Start
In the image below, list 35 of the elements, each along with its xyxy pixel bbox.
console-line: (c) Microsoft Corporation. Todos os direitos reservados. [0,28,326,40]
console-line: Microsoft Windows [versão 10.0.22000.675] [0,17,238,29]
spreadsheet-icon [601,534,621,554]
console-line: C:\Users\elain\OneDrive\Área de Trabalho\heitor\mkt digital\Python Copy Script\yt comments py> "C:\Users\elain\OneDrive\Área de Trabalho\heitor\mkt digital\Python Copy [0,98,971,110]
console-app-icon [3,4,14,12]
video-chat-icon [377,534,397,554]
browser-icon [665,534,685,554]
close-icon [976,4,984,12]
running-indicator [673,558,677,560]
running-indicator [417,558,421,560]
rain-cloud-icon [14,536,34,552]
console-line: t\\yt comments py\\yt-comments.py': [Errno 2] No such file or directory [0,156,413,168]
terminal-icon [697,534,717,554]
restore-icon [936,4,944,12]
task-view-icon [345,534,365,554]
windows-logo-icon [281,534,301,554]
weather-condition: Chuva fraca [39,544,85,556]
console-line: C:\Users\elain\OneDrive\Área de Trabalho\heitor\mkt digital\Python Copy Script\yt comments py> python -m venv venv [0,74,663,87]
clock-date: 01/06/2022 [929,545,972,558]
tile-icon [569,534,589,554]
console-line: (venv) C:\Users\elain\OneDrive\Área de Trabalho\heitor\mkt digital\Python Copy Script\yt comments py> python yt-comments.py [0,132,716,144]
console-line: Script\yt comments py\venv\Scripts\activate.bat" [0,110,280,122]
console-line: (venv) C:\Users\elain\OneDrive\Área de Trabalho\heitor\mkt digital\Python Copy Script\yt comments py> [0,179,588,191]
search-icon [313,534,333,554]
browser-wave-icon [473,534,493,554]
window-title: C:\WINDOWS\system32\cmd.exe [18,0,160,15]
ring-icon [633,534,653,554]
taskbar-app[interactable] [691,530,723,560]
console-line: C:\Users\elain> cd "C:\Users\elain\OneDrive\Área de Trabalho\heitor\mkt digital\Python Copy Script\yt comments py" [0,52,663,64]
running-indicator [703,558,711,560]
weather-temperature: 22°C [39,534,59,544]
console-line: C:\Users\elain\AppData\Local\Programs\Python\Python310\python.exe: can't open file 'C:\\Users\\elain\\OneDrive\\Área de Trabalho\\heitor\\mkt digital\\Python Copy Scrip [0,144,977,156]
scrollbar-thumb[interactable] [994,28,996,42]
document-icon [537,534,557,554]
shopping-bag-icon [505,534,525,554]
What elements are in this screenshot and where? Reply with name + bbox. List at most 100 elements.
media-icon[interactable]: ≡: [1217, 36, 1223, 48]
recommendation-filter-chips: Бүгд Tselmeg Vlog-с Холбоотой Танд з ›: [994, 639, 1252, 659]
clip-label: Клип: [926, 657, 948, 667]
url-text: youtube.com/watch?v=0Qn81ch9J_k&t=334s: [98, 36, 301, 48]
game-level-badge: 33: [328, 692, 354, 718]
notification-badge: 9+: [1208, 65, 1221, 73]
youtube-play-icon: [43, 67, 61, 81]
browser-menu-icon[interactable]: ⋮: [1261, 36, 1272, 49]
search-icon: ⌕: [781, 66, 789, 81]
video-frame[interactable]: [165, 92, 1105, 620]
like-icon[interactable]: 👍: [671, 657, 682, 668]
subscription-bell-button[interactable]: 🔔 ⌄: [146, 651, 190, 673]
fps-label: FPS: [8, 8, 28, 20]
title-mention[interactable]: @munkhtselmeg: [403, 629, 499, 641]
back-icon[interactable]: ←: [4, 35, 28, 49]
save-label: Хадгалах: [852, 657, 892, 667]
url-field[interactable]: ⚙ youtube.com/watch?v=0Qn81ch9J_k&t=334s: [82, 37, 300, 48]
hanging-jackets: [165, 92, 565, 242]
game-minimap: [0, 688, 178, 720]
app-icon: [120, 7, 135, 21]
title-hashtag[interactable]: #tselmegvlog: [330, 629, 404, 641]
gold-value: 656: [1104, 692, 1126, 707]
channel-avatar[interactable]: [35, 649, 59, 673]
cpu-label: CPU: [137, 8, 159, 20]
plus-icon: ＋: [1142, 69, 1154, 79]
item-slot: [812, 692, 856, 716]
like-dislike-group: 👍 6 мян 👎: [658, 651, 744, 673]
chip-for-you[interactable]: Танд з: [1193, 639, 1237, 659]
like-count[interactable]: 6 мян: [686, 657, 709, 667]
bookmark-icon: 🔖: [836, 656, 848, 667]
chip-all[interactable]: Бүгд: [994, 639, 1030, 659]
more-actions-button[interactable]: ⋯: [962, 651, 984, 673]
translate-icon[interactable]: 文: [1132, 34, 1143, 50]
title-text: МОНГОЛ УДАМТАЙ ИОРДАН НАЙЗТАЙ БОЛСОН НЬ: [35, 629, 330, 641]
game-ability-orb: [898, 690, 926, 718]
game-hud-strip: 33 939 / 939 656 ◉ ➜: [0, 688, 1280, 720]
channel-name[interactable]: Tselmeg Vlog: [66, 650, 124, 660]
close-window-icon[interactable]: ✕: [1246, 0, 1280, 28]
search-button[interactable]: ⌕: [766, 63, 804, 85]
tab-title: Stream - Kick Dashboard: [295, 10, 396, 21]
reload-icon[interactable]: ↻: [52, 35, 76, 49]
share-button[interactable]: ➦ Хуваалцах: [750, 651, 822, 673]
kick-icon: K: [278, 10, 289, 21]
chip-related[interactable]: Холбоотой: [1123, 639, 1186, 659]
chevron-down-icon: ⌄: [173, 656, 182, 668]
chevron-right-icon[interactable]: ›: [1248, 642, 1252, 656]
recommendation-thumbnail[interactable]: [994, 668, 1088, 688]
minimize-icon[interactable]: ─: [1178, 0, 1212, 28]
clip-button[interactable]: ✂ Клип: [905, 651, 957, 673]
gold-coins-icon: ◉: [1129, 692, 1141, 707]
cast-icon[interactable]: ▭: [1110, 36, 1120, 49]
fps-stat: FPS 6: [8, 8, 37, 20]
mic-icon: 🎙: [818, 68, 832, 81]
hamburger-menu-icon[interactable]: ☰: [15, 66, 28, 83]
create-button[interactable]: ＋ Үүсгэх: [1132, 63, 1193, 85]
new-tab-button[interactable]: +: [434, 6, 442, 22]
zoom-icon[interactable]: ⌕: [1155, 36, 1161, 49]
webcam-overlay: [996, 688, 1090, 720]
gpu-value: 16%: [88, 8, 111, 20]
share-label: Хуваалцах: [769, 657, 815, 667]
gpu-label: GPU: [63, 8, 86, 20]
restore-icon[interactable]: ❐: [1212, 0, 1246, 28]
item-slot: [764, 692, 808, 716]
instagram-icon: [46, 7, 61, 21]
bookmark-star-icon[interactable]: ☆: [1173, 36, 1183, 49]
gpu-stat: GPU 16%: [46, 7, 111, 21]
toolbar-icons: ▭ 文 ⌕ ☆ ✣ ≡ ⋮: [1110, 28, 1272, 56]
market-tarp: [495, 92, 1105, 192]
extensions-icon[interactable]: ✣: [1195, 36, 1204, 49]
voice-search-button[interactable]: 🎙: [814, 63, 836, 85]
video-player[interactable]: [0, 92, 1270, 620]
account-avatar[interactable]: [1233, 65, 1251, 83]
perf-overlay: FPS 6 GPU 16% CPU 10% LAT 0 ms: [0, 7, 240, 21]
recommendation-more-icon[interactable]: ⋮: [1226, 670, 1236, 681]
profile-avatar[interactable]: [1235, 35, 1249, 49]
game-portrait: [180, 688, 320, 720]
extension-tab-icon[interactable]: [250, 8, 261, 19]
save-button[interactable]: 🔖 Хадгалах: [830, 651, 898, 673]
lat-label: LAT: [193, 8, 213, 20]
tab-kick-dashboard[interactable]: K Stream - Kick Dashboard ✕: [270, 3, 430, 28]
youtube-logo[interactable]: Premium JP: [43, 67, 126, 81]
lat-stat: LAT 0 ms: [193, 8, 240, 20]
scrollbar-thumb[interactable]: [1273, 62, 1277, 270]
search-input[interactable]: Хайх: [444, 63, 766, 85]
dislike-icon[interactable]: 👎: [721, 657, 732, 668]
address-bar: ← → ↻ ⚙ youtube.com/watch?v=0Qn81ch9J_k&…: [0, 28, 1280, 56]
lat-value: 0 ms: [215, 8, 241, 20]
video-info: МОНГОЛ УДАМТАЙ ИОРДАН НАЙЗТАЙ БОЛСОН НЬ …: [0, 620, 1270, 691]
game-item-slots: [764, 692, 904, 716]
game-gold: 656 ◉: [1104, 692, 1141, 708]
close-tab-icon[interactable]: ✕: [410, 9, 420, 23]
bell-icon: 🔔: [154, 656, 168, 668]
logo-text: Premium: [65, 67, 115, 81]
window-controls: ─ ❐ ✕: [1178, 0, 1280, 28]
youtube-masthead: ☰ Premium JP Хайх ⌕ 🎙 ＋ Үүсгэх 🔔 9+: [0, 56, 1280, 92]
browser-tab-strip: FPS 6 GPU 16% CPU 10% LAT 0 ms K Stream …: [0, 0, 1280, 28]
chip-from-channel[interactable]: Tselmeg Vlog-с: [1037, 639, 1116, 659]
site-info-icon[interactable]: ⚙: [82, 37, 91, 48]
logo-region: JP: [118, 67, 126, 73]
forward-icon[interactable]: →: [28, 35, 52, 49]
End
Reproduce the data above word for word, starting at its first line and stopping after the line that contains "weather-condition: Chuva fraca".

» Result for this task:
In the image below, list 35 of the elements, each along with its xyxy pixel bbox.
console-line: (c) Microsoft Corporation. Todos os direitos reservados. [0,28,326,40]
console-line: Microsoft Windows [versão 10.0.22000.675] [0,17,238,29]
spreadsheet-icon [601,534,621,554]
console-line: C:\Users\elain\OneDrive\Área de Trabalho\heitor\mkt digital\Python Copy Script\yt comments py> "C:\Users\elain\OneDrive\Área de Trabalho\heitor\mkt digital\Python Copy [0,98,971,110]
console-app-icon [3,4,14,12]
video-chat-icon [377,534,397,554]
browser-icon [665,534,685,554]
close-icon [976,4,984,12]
running-indicator [673,558,677,560]
running-indicator [417,558,421,560]
rain-cloud-icon [14,536,34,552]
console-line: t\\yt comments py\\yt-comments.py': [Errno 2] No such file or directory [0,156,413,168]
terminal-icon [697,534,717,554]
restore-icon [936,4,944,12]
task-view-icon [345,534,365,554]
windows-logo-icon [281,534,301,554]
weather-condition: Chuva fraca [39,544,85,556]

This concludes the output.